▶ [Work to do]
Work through the material below line by line and say how many lines include the word "Testing". Only the number, please.

▶ [Supplied information]

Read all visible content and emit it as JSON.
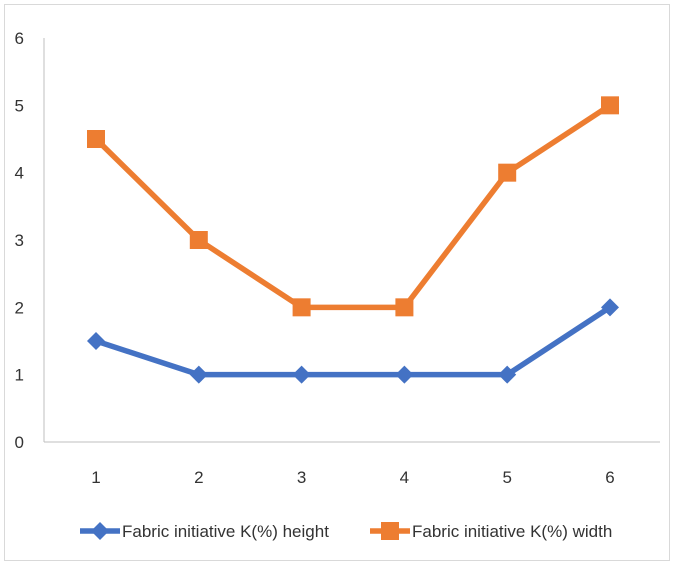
{
  "chart_data": {
    "type": "line",
    "x": [
      1,
      2,
      3,
      4,
      5,
      6
    ],
    "series": [
      {
        "name": "Fabric initiative Κ(%) height",
        "values": [
          1.5,
          1,
          1,
          1,
          1,
          2
        ],
        "color": "#4472C4",
        "marker": "diamond"
      },
      {
        "name": "Fabric initiative Κ(%) width",
        "values": [
          4.5,
          3,
          2,
          2,
          4,
          5
        ],
        "color": "#ED7D31",
        "marker": "square"
      }
    ],
    "xlabel": "",
    "ylabel": "",
    "ylim": [
      0,
      6
    ],
    "yticks": [
      0,
      1,
      2,
      3,
      4,
      5,
      6
    ],
    "xticks": [
      1,
      2,
      3,
      4,
      5,
      6
    ],
    "grid": false,
    "legend_position": "bottom"
  }
}
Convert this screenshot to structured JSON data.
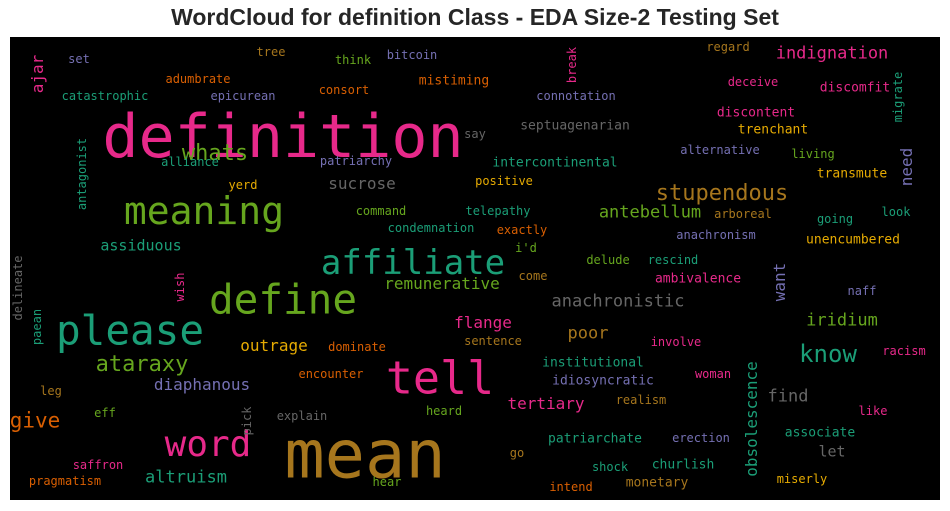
{
  "title": "WordCloud for definition Class - EDA Size-2 Testing Set",
  "chart_data": {
    "type": "wordcloud",
    "title": "WordCloud for definition Class - EDA Size-2 Testing Set",
    "background": "#000000",
    "words": [
      {
        "text": "definition",
        "weight": 100,
        "color": "#e7298a"
      },
      {
        "text": "mean",
        "weight": 98,
        "color": "#a6761d"
      },
      {
        "text": "tell",
        "weight": 70,
        "color": "#e7298a"
      },
      {
        "text": "please",
        "weight": 68,
        "color": "#1b9e77"
      },
      {
        "text": "define",
        "weight": 66,
        "color": "#66a61e"
      },
      {
        "text": "word",
        "weight": 62,
        "color": "#e7298a"
      },
      {
        "text": "meaning",
        "weight": 62,
        "color": "#66a61e"
      },
      {
        "text": "affiliate",
        "weight": 55,
        "color": "#1b9e77"
      },
      {
        "text": "stupendous",
        "weight": 40,
        "color": "#a6761d"
      },
      {
        "text": "know",
        "weight": 40,
        "color": "#1b9e77"
      },
      {
        "text": "whats",
        "weight": 36,
        "color": "#66a61e"
      },
      {
        "text": "ataraxy",
        "weight": 36,
        "color": "#66a61e"
      },
      {
        "text": "give",
        "weight": 34,
        "color": "#d95f02"
      },
      {
        "text": "indignation",
        "weight": 30,
        "color": "#e7298a"
      },
      {
        "text": "antebellum",
        "weight": 30,
        "color": "#66a61e"
      },
      {
        "text": "anachronistic",
        "weight": 29,
        "color": "#666666"
      },
      {
        "text": "sucrose",
        "weight": 28,
        "color": "#666666"
      },
      {
        "text": "remunerative",
        "weight": 28,
        "color": "#66a61e"
      },
      {
        "text": "iridium",
        "weight": 28,
        "color": "#66a61e"
      },
      {
        "text": "find",
        "weight": 28,
        "color": "#666666"
      },
      {
        "text": "poor",
        "weight": 28,
        "color": "#a6761d"
      },
      {
        "text": "flange",
        "weight": 26,
        "color": "#e7298a"
      },
      {
        "text": "diaphanous",
        "weight": 26,
        "color": "#7570b3"
      },
      {
        "text": "outrage",
        "weight": 26,
        "color": "#e6ab02"
      },
      {
        "text": "altruism",
        "weight": 26,
        "color": "#1b9e77"
      },
      {
        "text": "tertiary",
        "weight": 26,
        "color": "#e7298a"
      },
      {
        "text": "assiduous",
        "weight": 26,
        "color": "#1b9e77"
      },
      {
        "text": "obsolescence",
        "weight": 26,
        "color": "#1b9e77"
      },
      {
        "text": "need",
        "weight": 26,
        "color": "#7570b3"
      },
      {
        "text": "want",
        "weight": 24,
        "color": "#7570b3"
      },
      {
        "text": "ajar",
        "weight": 24,
        "color": "#e7298a"
      },
      {
        "text": "let",
        "weight": 24,
        "color": "#666666"
      },
      {
        "text": "intercontinental",
        "weight": 22,
        "color": "#1b9e77"
      },
      {
        "text": "septuagenarian",
        "weight": 22,
        "color": "#666666"
      },
      {
        "text": "institutional",
        "weight": 22,
        "color": "#1b9e77"
      },
      {
        "text": "idiosyncratic",
        "weight": 22,
        "color": "#7570b3"
      },
      {
        "text": "unencumbered",
        "weight": 22,
        "color": "#e6ab02"
      },
      {
        "text": "ambivalence",
        "weight": 22,
        "color": "#e7298a"
      },
      {
        "text": "patriarchate",
        "weight": 22,
        "color": "#1b9e77"
      },
      {
        "text": "churlish",
        "weight": 22,
        "color": "#1b9e77"
      },
      {
        "text": "anachronism",
        "weight": 20,
        "color": "#7570b3"
      },
      {
        "text": "condemnation",
        "weight": 20,
        "color": "#1b9e77"
      },
      {
        "text": "transmute",
        "weight": 20,
        "color": "#e6ab02"
      },
      {
        "text": "associate",
        "weight": 20,
        "color": "#1b9e77"
      },
      {
        "text": "monetary",
        "weight": 20,
        "color": "#a6761d"
      },
      {
        "text": "pragmatism",
        "weight": 20,
        "color": "#d95f02"
      },
      {
        "text": "catastrophic",
        "weight": 20,
        "color": "#1b9e77"
      },
      {
        "text": "epicurean",
        "weight": 20,
        "color": "#7570b3"
      },
      {
        "text": "connotation",
        "weight": 20,
        "color": "#7570b3"
      },
      {
        "text": "mistiming",
        "weight": 20,
        "color": "#d95f02"
      },
      {
        "text": "discontent",
        "weight": 20,
        "color": "#e7298a"
      },
      {
        "text": "discomfit",
        "weight": 20,
        "color": "#e7298a"
      },
      {
        "text": "trenchant",
        "weight": 20,
        "color": "#e6ab02"
      },
      {
        "text": "alternative",
        "weight": 20,
        "color": "#7570b3"
      },
      {
        "text": "telepathy",
        "weight": 20,
        "color": "#1b9e77"
      },
      {
        "text": "arboreal",
        "weight": 20,
        "color": "#a6761d"
      },
      {
        "text": "antagonist",
        "weight": 20,
        "color": "#1b9e77"
      },
      {
        "text": "patriarchy",
        "weight": 20,
        "color": "#7570b3"
      },
      {
        "text": "alliance",
        "weight": 20,
        "color": "#1b9e77"
      },
      {
        "text": "adumbrate",
        "weight": 20,
        "color": "#d95f02"
      },
      {
        "text": "regard",
        "weight": 18,
        "color": "#a6761d"
      },
      {
        "text": "deceive",
        "weight": 18,
        "color": "#e7298a"
      },
      {
        "text": "bitcoin",
        "weight": 18,
        "color": "#7570b3"
      },
      {
        "text": "consort",
        "weight": 18,
        "color": "#d95f02"
      },
      {
        "text": "think",
        "weight": 18,
        "color": "#66a61e"
      },
      {
        "text": "tree",
        "weight": 18,
        "color": "#a6761d"
      },
      {
        "text": "set",
        "weight": 18,
        "color": "#7570b3"
      },
      {
        "text": "break",
        "weight": 18,
        "color": "#e7298a"
      },
      {
        "text": "migrate",
        "weight": 18,
        "color": "#1b9e77"
      },
      {
        "text": "say",
        "weight": 18,
        "color": "#666666"
      },
      {
        "text": "living",
        "weight": 18,
        "color": "#66a61e"
      },
      {
        "text": "positive",
        "weight": 18,
        "color": "#e6ab02"
      },
      {
        "text": "command",
        "weight": 18,
        "color": "#66a61e"
      },
      {
        "text": "yerd",
        "weight": 18,
        "color": "#e6ab02"
      },
      {
        "text": "exactly",
        "weight": 18,
        "color": "#d95f02"
      },
      {
        "text": "going",
        "weight": 18,
        "color": "#1b9e77"
      },
      {
        "text": "look",
        "weight": 18,
        "color": "#1b9e77"
      },
      {
        "text": "i'd",
        "weight": 18,
        "color": "#66a61e"
      },
      {
        "text": "delude",
        "weight": 18,
        "color": "#66a61e"
      },
      {
        "text": "rescind",
        "weight": 18,
        "color": "#1b9e77"
      },
      {
        "text": "come",
        "weight": 18,
        "color": "#a6761d"
      },
      {
        "text": "wish",
        "weight": 18,
        "color": "#e7298a"
      },
      {
        "text": "naff",
        "weight": 18,
        "color": "#7570b3"
      },
      {
        "text": "delineate",
        "weight": 18,
        "color": "#666666"
      },
      {
        "text": "paean",
        "weight": 18,
        "color": "#1b9e77"
      },
      {
        "text": "sentence",
        "weight": 18,
        "color": "#a6761d"
      },
      {
        "text": "dominate",
        "weight": 18,
        "color": "#d95f02"
      },
      {
        "text": "involve",
        "weight": 18,
        "color": "#e7298a"
      },
      {
        "text": "racism",
        "weight": 18,
        "color": "#e7298a"
      },
      {
        "text": "encounter",
        "weight": 18,
        "color": "#d95f02"
      },
      {
        "text": "woman",
        "weight": 18,
        "color": "#e7298a"
      },
      {
        "text": "realism",
        "weight": 18,
        "color": "#a6761d"
      },
      {
        "text": "leg",
        "weight": 18,
        "color": "#a6761d"
      },
      {
        "text": "explain",
        "weight": 18,
        "color": "#666666"
      },
      {
        "text": "heard",
        "weight": 18,
        "color": "#66a61e"
      },
      {
        "text": "eff",
        "weight": 18,
        "color": "#66a61e"
      },
      {
        "text": "pick",
        "weight": 18,
        "color": "#666666"
      },
      {
        "text": "like",
        "weight": 18,
        "color": "#e7298a"
      },
      {
        "text": "erection",
        "weight": 18,
        "color": "#7570b3"
      },
      {
        "text": "go",
        "weight": 18,
        "color": "#a6761d"
      },
      {
        "text": "shock",
        "weight": 18,
        "color": "#1b9e77"
      },
      {
        "text": "saffron",
        "weight": 18,
        "color": "#e7298a"
      },
      {
        "text": "hear",
        "weight": 18,
        "color": "#66a61e"
      },
      {
        "text": "intend",
        "weight": 18,
        "color": "#d95f02"
      },
      {
        "text": "miserly",
        "weight": 18,
        "color": "#e6ab02"
      }
    ]
  }
}
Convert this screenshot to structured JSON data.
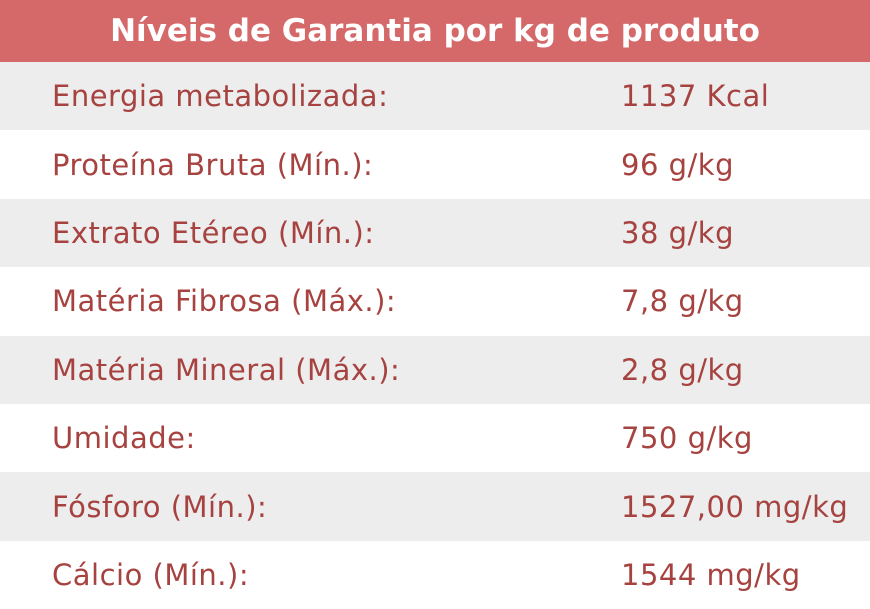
{
  "title": "Níveis de Garantia por kg de produto",
  "rows": [
    {
      "label": "Energia metabolizada:",
      "value": "1137 Kcal"
    },
    {
      "label": "Proteína Bruta (Mín.):",
      "value": "96 g/kg"
    },
    {
      "label": "Extrato Etéreo (Mín.):",
      "value": "38 g/kg"
    },
    {
      "label": "Matéria Fibrosa (Máx.):",
      "value": "7,8 g/kg"
    },
    {
      "label": "Matéria Mineral (Máx.):",
      "value": "2,8 g/kg"
    },
    {
      "label": "Umidade:",
      "value": "750 g/kg"
    },
    {
      "label": "Fósforo (Mín.):",
      "value": "1527,00 mg/kg"
    },
    {
      "label": "Cálcio (Mín.):",
      "value": "1544 mg/kg"
    }
  ],
  "colors": {
    "header_bg": "#d5696a",
    "header_text": "#ffffff",
    "row_text": "#a6423f",
    "shade_bg": "#ededed"
  }
}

▶ [Response below]
2